— start —

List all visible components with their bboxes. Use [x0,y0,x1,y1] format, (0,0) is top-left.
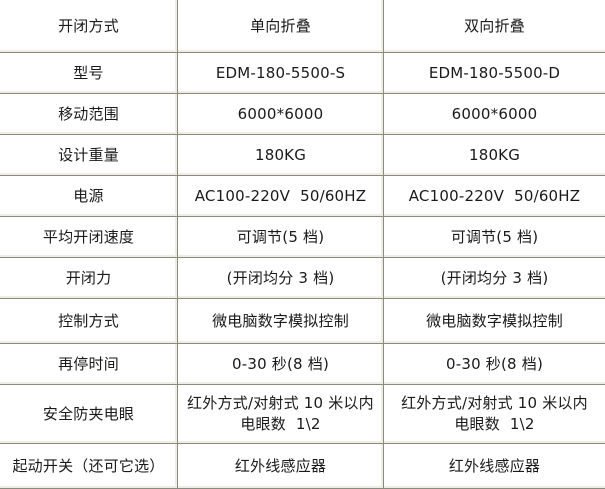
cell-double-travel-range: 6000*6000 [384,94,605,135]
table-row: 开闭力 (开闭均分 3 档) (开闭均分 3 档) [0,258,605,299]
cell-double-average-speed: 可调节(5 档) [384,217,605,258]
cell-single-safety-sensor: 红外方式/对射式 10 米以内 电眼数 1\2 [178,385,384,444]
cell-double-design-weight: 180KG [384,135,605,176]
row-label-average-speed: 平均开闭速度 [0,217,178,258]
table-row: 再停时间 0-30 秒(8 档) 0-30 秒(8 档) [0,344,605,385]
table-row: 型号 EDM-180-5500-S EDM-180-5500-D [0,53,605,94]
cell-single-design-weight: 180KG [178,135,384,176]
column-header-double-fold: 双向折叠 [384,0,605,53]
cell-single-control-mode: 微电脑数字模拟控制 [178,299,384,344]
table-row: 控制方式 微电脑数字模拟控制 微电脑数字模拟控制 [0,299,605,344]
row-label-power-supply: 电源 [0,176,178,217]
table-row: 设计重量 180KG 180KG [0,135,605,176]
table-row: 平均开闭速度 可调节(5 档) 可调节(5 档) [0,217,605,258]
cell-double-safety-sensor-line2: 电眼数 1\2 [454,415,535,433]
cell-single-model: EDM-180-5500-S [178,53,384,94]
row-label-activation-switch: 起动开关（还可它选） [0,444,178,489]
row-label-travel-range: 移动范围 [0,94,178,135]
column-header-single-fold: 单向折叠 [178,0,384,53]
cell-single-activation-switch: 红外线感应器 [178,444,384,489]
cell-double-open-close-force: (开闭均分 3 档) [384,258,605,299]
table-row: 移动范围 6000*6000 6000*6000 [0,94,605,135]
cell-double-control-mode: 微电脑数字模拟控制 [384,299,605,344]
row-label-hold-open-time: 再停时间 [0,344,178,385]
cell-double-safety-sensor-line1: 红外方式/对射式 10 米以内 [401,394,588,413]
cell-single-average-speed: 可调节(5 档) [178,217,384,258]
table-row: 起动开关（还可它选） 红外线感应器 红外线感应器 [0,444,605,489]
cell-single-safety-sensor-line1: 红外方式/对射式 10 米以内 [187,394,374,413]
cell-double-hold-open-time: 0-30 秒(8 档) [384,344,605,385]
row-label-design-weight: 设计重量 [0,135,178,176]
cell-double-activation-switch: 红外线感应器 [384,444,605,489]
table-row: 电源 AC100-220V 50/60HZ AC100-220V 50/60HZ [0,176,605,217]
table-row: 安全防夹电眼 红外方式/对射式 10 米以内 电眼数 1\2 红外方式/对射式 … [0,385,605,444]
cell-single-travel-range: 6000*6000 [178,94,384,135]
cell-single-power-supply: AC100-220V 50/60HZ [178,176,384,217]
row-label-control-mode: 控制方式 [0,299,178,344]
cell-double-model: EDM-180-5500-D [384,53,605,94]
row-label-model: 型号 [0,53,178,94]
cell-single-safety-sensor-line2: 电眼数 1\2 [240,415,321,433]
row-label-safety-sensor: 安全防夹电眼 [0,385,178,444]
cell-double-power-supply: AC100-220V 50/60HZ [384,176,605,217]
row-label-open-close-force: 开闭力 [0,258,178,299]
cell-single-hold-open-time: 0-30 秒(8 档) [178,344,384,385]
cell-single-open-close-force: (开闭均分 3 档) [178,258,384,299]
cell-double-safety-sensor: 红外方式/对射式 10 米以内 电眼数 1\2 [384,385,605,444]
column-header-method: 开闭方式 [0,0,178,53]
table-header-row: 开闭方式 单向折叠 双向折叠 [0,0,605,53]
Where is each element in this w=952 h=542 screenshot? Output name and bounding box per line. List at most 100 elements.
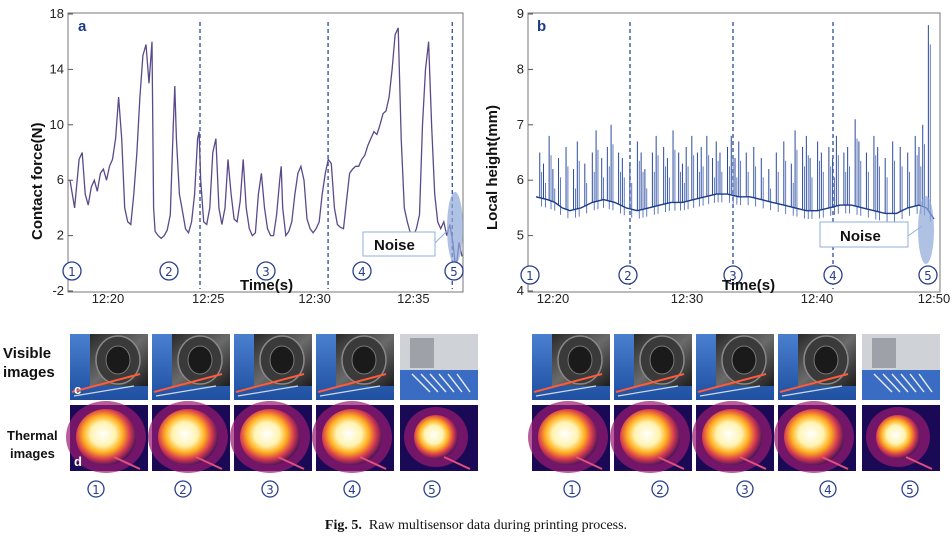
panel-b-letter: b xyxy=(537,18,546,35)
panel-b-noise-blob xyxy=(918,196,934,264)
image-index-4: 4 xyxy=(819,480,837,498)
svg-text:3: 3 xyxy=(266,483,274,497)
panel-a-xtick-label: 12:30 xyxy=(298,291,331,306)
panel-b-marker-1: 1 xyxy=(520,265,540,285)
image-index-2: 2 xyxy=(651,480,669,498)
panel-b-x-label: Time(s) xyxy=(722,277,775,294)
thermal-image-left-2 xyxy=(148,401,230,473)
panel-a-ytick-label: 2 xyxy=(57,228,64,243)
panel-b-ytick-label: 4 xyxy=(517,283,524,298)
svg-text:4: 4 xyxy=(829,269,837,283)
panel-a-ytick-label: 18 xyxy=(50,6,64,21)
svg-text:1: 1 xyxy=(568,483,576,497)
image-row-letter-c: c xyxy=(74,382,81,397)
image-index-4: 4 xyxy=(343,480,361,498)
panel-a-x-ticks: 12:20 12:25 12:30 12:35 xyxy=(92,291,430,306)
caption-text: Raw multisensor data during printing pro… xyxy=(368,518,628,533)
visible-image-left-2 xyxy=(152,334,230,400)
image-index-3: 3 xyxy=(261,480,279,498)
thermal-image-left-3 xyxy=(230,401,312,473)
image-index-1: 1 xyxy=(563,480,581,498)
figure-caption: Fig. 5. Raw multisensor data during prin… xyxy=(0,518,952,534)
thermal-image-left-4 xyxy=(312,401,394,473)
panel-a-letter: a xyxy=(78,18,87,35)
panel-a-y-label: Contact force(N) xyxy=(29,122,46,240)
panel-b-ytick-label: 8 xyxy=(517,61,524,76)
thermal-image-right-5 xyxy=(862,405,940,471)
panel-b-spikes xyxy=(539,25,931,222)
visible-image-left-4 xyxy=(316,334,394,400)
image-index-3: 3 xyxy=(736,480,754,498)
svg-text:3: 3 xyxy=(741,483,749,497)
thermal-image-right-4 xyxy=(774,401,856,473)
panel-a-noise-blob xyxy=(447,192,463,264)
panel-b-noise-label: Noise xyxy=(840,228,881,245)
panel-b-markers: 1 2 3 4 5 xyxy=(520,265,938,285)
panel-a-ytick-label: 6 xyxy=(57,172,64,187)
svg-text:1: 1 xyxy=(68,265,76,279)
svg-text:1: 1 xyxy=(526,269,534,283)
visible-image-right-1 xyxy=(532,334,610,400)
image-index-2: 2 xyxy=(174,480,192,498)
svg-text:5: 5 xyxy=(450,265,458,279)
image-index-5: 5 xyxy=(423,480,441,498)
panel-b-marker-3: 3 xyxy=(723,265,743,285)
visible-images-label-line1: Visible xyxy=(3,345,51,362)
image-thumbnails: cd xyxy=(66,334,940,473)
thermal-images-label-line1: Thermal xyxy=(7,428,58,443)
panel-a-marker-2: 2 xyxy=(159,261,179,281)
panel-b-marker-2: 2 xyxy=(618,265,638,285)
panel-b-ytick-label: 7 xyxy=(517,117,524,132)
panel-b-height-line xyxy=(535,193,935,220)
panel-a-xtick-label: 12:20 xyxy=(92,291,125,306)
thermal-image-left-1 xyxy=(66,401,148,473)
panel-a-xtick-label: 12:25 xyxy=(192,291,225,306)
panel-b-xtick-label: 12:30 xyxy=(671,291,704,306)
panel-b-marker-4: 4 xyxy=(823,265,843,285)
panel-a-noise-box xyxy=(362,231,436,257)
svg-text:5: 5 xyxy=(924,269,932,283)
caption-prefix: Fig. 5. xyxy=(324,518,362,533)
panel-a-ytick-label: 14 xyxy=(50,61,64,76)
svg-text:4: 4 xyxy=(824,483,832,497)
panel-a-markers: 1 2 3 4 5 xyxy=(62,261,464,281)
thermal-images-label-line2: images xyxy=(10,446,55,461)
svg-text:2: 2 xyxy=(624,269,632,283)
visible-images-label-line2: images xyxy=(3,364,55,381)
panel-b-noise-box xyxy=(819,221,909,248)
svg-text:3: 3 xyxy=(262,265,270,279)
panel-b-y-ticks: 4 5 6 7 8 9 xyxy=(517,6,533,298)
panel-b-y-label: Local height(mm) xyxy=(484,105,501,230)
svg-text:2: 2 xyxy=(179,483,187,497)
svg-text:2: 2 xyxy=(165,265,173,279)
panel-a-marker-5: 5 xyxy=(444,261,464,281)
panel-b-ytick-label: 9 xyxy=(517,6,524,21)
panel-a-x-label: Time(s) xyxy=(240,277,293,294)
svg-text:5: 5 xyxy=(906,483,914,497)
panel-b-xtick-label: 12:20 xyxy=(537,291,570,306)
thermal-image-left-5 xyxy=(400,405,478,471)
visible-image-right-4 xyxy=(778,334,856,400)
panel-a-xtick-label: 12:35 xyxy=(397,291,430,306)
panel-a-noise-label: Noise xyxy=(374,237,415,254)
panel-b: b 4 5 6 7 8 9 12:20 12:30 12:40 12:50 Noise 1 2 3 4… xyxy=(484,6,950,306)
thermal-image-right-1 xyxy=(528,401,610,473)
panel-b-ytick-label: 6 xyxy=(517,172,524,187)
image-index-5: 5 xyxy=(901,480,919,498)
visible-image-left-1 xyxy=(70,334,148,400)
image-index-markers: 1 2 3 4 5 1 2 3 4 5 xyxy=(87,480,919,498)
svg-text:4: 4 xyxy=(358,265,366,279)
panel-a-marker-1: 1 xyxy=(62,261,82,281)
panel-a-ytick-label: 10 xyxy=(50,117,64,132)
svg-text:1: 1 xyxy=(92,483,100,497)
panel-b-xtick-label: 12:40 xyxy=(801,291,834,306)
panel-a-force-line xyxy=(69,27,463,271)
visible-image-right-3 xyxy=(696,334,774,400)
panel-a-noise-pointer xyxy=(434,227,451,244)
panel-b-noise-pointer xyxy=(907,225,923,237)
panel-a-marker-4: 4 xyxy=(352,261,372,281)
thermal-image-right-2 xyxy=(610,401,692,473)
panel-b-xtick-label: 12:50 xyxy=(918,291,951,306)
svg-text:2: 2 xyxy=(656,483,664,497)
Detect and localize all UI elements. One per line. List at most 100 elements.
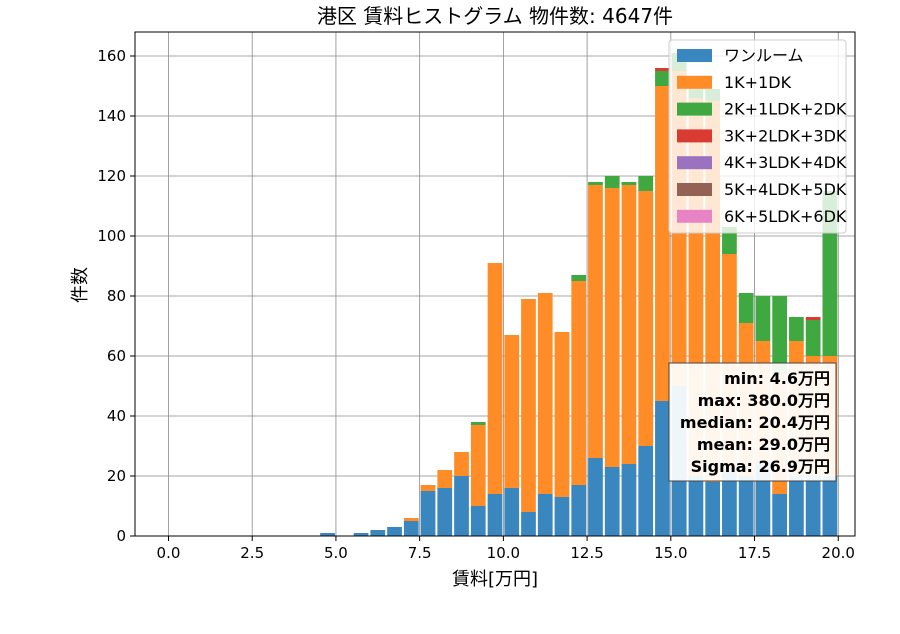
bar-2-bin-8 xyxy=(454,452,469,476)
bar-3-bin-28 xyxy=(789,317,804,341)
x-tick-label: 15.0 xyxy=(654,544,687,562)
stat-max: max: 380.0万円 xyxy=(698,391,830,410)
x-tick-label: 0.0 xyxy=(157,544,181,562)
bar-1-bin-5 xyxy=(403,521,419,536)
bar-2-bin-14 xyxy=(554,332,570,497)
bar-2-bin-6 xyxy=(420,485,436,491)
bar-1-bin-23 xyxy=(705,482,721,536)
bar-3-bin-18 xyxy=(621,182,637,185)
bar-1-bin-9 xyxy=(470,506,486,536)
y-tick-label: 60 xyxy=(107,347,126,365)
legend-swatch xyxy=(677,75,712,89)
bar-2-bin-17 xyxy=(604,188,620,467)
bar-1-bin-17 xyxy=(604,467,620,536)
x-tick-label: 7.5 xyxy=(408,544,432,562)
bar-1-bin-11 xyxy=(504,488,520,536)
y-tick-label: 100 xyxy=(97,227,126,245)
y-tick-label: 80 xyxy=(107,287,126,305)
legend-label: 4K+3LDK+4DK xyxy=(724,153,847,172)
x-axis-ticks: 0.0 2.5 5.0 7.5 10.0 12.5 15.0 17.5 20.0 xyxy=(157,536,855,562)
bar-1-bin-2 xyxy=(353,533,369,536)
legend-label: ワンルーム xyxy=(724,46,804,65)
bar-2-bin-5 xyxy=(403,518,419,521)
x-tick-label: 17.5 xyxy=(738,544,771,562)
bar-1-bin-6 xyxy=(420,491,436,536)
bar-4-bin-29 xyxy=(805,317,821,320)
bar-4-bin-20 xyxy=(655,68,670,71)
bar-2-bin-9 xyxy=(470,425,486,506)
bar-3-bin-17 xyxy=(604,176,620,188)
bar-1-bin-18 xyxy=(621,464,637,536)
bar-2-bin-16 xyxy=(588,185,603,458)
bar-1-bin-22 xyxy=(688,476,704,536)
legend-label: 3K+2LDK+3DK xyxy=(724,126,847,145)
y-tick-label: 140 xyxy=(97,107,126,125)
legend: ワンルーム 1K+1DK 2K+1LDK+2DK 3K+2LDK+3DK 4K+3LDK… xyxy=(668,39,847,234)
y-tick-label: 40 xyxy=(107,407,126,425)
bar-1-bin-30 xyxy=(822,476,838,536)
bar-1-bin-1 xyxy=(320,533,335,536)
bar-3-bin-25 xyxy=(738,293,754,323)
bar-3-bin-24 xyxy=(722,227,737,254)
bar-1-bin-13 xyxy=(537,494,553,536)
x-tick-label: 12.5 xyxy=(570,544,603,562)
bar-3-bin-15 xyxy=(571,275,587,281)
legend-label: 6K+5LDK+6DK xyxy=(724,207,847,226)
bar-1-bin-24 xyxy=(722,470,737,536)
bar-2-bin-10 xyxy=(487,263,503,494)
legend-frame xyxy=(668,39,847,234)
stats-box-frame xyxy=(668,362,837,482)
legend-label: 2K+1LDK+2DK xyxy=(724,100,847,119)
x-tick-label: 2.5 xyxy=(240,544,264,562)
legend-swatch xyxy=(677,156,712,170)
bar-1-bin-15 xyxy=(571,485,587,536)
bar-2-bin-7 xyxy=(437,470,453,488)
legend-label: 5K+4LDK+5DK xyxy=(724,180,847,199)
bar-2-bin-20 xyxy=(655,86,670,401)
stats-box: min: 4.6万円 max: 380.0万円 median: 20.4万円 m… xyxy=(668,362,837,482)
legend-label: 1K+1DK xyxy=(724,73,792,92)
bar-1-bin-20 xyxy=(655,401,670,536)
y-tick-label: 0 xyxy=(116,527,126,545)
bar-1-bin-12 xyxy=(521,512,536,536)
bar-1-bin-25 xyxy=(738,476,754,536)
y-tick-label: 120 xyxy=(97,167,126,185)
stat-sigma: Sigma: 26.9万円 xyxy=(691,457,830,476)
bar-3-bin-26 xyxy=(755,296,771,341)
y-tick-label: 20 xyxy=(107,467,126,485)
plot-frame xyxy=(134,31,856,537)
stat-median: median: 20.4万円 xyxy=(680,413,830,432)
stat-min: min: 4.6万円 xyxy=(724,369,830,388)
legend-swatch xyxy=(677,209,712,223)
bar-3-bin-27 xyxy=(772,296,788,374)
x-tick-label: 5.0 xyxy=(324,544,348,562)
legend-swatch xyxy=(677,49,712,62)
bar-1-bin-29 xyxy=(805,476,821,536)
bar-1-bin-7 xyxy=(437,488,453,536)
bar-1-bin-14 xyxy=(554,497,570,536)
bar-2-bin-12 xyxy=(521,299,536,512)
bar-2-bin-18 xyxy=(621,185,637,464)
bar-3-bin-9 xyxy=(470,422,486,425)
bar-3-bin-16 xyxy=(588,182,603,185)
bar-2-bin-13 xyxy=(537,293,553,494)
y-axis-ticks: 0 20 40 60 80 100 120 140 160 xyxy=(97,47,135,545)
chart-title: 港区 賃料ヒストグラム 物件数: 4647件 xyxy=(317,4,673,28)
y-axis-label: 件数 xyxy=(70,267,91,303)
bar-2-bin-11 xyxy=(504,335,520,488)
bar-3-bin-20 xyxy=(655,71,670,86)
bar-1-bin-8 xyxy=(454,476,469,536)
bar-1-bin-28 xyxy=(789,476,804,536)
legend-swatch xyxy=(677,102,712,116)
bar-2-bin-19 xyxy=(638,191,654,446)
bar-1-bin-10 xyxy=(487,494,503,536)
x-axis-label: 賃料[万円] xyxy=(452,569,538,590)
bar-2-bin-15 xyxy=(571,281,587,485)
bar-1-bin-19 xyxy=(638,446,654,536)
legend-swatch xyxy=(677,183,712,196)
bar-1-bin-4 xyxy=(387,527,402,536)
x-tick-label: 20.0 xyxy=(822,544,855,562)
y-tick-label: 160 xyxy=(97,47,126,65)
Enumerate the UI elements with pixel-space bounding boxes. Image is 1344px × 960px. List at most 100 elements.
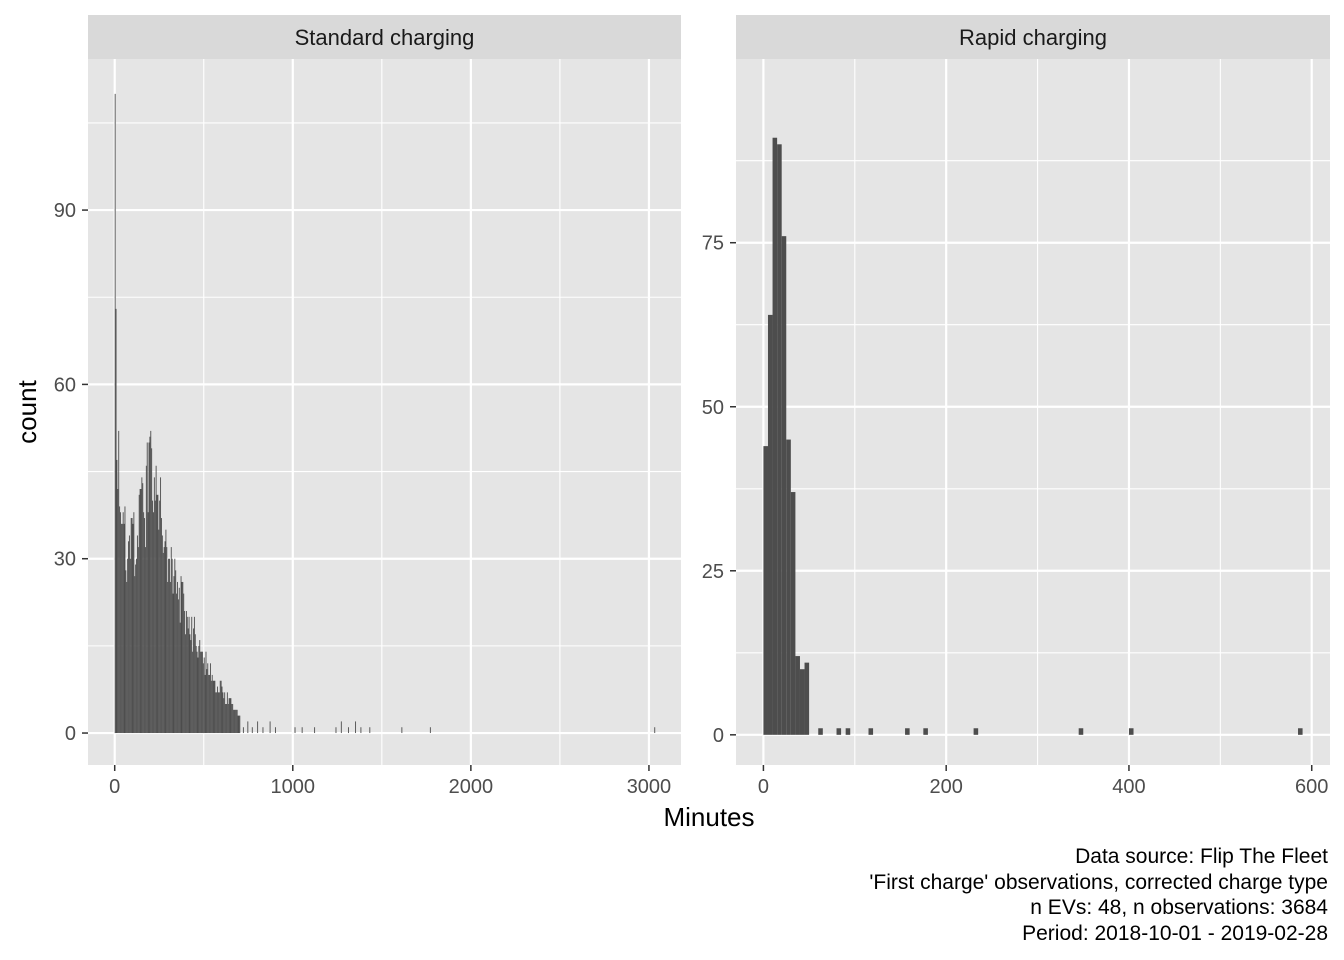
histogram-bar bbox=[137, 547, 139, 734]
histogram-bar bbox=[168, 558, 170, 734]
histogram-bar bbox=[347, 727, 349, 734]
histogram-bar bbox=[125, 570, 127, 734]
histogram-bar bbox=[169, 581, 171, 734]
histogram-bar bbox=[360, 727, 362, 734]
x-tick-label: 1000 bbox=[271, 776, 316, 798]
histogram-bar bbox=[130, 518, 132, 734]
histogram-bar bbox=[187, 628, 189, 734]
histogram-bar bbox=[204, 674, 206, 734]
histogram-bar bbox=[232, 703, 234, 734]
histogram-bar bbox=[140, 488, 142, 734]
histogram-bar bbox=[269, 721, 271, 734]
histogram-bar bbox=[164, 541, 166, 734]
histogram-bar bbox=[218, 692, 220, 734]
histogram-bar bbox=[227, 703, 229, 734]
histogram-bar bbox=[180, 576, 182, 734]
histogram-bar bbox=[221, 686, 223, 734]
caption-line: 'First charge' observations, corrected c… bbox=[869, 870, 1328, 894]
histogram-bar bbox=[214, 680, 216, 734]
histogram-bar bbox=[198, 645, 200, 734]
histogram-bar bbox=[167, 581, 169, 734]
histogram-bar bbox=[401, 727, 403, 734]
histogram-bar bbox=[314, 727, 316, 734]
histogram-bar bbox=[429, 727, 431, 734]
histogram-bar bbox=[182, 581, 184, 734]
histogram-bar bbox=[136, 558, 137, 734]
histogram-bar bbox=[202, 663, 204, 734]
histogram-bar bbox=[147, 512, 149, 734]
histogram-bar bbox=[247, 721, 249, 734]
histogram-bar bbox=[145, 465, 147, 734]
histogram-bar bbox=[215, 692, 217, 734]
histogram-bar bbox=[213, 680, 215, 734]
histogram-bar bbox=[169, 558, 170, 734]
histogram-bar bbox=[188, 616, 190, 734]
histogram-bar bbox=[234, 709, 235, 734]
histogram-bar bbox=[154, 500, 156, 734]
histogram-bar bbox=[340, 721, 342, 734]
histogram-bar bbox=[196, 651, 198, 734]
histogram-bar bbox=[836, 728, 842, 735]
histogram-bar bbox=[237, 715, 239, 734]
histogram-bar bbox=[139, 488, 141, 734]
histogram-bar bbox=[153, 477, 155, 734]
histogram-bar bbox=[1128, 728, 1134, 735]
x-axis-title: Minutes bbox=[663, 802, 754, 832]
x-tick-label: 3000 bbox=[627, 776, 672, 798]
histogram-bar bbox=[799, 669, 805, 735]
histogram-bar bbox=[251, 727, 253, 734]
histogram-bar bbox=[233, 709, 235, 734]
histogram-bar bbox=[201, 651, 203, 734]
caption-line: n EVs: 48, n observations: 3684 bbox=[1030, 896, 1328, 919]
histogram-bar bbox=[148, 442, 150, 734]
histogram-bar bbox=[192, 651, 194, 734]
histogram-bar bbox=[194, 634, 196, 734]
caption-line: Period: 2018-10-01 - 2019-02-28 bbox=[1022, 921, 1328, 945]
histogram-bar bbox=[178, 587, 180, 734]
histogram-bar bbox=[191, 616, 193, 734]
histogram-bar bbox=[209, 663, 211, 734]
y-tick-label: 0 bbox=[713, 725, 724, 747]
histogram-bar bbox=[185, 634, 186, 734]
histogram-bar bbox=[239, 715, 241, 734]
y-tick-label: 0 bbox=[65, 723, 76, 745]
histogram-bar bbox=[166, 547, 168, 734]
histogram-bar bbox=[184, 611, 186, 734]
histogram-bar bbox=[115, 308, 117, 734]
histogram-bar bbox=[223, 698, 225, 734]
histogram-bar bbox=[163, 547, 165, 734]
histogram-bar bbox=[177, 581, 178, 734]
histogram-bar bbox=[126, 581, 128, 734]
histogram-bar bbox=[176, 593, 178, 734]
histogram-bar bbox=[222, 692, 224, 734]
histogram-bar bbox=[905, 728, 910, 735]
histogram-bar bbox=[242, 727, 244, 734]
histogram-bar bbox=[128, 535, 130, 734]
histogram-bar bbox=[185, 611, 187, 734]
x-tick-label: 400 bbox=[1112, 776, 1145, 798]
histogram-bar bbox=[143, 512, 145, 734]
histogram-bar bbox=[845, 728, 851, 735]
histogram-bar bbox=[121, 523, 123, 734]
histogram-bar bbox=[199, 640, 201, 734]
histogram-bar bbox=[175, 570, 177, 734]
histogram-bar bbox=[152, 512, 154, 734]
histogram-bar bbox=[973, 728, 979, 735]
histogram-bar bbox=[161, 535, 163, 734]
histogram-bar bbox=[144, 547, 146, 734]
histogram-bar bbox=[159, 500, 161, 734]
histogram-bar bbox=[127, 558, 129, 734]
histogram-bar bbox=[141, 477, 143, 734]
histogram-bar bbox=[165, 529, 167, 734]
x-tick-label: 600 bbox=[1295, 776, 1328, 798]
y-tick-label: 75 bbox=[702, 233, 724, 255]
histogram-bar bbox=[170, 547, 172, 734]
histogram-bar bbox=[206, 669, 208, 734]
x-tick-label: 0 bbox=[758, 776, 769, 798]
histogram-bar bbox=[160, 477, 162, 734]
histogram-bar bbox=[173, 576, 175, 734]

— end —

» SHORT PROBLEM
Copy the lines from the one with "bar-2-bin-8 xyxy=(454,452,469,476)" through the one with "y-tick-label: 80 xyxy=(107,287,126,305)", changing "y-tick-label" to "y-axis-label" and leaving everything else the same.

» COMPLETED EXERCISE
bar-2-bin-8 xyxy=(454,452,469,476)
bar-3-bin-28 xyxy=(789,317,804,341)
x-tick-label: 15.0 xyxy=(654,544,687,562)
stat-max: max: 380.0万円 xyxy=(698,391,830,410)
x-tick-label: 0.0 xyxy=(157,544,181,562)
bar-1-bin-5 xyxy=(403,521,419,536)
bar-2-bin-14 xyxy=(554,332,570,497)
bar-2-bin-6 xyxy=(420,485,436,491)
bar-1-bin-23 xyxy=(705,482,721,536)
bar-3-bin-18 xyxy=(621,182,637,185)
bar-1-bin-9 xyxy=(470,506,486,536)
y-axis-label: 60 xyxy=(107,347,126,365)
legend-swatch xyxy=(677,75,712,89)
bar-2-bin-17 xyxy=(604,188,620,467)
bar-1-bin-17 xyxy=(604,467,620,536)
x-tick-label: 7.5 xyxy=(408,544,432,562)
bar-1-bin-11 xyxy=(504,488,520,536)
y-axis-label: 100 xyxy=(97,227,126,245)
y-axis-label: 80 xyxy=(107,287,126,305)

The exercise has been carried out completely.